• [Prompt]:
The records below must be duplicated exactly, character for character.

Stored records:

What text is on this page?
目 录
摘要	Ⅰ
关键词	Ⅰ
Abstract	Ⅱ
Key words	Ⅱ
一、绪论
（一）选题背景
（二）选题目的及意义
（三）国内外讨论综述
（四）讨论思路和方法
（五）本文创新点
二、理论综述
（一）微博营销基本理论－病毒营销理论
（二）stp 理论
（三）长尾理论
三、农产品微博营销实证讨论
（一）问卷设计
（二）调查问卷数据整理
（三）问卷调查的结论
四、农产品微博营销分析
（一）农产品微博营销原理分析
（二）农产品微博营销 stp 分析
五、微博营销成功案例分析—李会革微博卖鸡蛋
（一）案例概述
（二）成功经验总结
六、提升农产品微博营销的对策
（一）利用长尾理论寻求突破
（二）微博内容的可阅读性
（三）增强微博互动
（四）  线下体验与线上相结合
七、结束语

• [The solution]:
What text is on this page?
目 录
摘要	Ⅰ
关键词	Ⅰ
Abstract	Ⅱ
Key words	Ⅱ
一、绪论
（一）选题背景
（二）选题目的及意义
（三）国内外讨论综述
（四）讨论思路和方法
（五）本文创新点
二、理论综述
（一）微博营销基本理论－病毒营销理论
（二）stp 理论
（三）长尾理论
三、农产品微博营销实证讨论
（一）问卷设计
（二）调查问卷数据整理
（三）问卷调查的结论
四、农产品微博营销分析
（一）农产品微博营销原理分析
（二）农产品微博营销 stp 分析
五、微博营销成功案例分析—李会革微博卖鸡蛋
（一）案例概述
（二）成功经验总结
六、提升农产品微博营销的对策
（一）利用长尾理论寻求突破
（二）微博内容的可阅读性
（三）增强微博互动
（四）  线下体验与线上相结合
七、结束语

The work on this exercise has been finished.